### Stored data entries
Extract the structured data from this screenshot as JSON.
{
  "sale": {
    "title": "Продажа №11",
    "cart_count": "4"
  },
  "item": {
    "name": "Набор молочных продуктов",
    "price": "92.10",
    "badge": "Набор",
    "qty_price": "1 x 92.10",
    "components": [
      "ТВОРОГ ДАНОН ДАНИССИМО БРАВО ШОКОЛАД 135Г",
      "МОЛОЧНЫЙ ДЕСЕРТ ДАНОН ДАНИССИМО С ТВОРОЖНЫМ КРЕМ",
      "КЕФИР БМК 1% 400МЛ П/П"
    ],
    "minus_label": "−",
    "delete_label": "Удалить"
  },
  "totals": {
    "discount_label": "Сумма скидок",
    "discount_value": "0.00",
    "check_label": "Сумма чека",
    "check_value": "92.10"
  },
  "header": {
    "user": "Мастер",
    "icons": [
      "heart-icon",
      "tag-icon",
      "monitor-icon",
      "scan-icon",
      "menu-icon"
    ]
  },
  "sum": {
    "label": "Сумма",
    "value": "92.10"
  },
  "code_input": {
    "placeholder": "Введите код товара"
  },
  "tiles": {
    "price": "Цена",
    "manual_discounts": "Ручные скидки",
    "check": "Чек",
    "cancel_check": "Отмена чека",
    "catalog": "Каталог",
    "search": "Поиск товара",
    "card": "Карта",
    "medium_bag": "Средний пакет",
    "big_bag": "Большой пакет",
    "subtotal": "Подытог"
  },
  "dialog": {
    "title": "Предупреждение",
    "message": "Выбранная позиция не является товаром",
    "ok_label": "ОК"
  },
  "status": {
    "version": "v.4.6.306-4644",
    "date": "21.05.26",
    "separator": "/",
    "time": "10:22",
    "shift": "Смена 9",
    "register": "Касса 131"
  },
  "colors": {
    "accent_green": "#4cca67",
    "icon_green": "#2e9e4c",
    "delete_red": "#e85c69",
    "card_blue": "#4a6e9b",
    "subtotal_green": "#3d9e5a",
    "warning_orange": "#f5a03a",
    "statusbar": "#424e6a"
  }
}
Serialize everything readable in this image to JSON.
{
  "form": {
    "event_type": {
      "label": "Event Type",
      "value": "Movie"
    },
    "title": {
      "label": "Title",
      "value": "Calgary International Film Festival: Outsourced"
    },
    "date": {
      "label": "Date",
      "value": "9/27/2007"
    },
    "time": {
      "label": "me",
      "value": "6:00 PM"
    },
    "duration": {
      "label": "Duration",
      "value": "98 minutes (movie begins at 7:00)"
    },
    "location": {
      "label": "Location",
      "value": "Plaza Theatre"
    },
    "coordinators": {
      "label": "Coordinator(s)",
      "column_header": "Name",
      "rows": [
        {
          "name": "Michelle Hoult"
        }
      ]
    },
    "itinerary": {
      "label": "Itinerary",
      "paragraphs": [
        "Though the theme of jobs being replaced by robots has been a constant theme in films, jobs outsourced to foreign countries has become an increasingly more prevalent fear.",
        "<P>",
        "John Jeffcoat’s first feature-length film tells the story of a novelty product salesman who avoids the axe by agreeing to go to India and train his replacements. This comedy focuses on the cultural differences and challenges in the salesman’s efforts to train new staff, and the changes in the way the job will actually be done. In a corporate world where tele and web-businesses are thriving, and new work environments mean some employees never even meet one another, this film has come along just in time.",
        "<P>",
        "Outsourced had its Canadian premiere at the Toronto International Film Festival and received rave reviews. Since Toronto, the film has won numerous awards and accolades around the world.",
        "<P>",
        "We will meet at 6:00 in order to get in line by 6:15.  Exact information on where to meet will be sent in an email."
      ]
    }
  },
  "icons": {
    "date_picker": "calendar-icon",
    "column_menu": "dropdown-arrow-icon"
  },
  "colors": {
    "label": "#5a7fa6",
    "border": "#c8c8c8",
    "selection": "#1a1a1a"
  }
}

### Work instructions
Write out the entries in full, exactly as given.

### Exercise solution
Extract the structured data from this screenshot as JSON.
{
  "sale": {
    "title": "Продажа №11",
    "cart_count": "4"
  },
  "item": {
    "name": "Набор молочных продуктов",
    "price": "92.10",
    "badge": "Набор",
    "qty_price": "1 x 92.10",
    "components": [
      "ТВОРОГ ДАНОН ДАНИССИМО БРАВО ШОКОЛАД 135Г",
      "МОЛОЧНЫЙ ДЕСЕРТ ДАНОН ДАНИССИМО С ТВОРОЖНЫМ КРЕМ",
      "КЕФИР БМК 1% 400МЛ П/П"
    ],
    "minus_label": "−",
    "delete_label": "Удалить"
  },
  "totals": {
    "discount_label": "Сумма скидок",
    "discount_value": "0.00",
    "check_label": "Сумма чека",
    "check_value": "92.10"
  },
  "header": {
    "user": "Мастер",
    "icons": [
      "heart-icon",
      "tag-icon",
      "monitor-icon",
      "scan-icon",
      "menu-icon"
    ]
  },
  "sum": {
    "label": "Сумма",
    "value": "92.10"
  },
  "code_input": {
    "placeholder": "Введите код товара"
  },
  "tiles": {
    "price": "Цена",
    "manual_discounts": "Ручные скидки",
    "check": "Чек",
    "cancel_check": "Отмена чека",
    "catalog": "Каталог",
    "search": "Поиск товара",
    "card": "Карта",
    "medium_bag": "Средний пакет",
    "big_bag": "Большой пакет",
    "subtotal": "Подытог"
  },
  "dialog": {
    "title": "Предупреждение",
    "message": "Выбранная позиция не является товаром",
    "ok_label": "ОК"
  },
  "status": {
    "version": "v.4.6.306-4644",
    "date": "21.05.26",
    "separator": "/",
    "time": "10:22",
    "shift": "Смена 9",
    "register": "Касса 131"
  },
  "colors": {
    "accent_green": "#4cca67",
    "icon_green": "#2e9e4c",
    "delete_red": "#e85c69",
    "card_blue": "#4a6e9b",
    "subtotal_green": "#3d9e5a",
    "warning_orange": "#f5a03a",
    "statusbar": "#424e6a"
  }
}
Serialize everything readable in this image to JSON.
{
  "form": {
    "event_type": {
      "label": "Event Type",
      "value": "Movie"
    },
    "title": {
      "label": "Title",
      "value": "Calgary International Film Festival: Outsourced"
    },
    "date": {
      "label": "Date",
      "value": "9/27/2007"
    },
    "time": {
      "label": "me",
      "value": "6:00 PM"
    },
    "duration": {
      "label": "Duration",
      "value": "98 minutes (movie begins at 7:00)"
    },
    "location": {
      "label": "Location",
      "value": "Plaza Theatre"
    },
    "coordinators": {
      "label": "Coordinator(s)",
      "column_header": "Name",
      "rows": [
        {
          "name": "Michelle Hoult"
        }
      ]
    },
    "itinerary": {
      "label": "Itinerary",
      "paragraphs": [
        "Though the theme of jobs being replaced by robots has been a constant theme in films, jobs outsourced to foreign countries has become an increasingly more prevalent fear.",
        "<P>",
        "John Jeffcoat’s first feature-length film tells the story of a novelty product salesman who avoids the axe by agreeing to go to India and train his replacements. This comedy focuses on the cultural differences and challenges in the salesman’s efforts to train new staff, and the changes in the way the job will actually be done. In a corporate world where tele and web-businesses are thriving, and new work environments mean some employees never even meet one another, this film has come along just in time.",
        "<P>",
        "Outsourced had its Canadian premiere at the Toronto International Film Festival and received rave reviews. Since Toronto, the film has won numerous awards and accolades around the world.",
        "<P>",
        "We will meet at 6:00 in order to get in line by 6:15.  Exact information on where to meet will be sent in an email."
      ]
    }
  },
  "icons": {
    "date_picker": "calendar-icon",
    "column_menu": "dropdown-arrow-icon"
  },
  "colors": {
    "label": "#5a7fa6",
    "border": "#c8c8c8",
    "selection": "#1a1a1a"
  }
}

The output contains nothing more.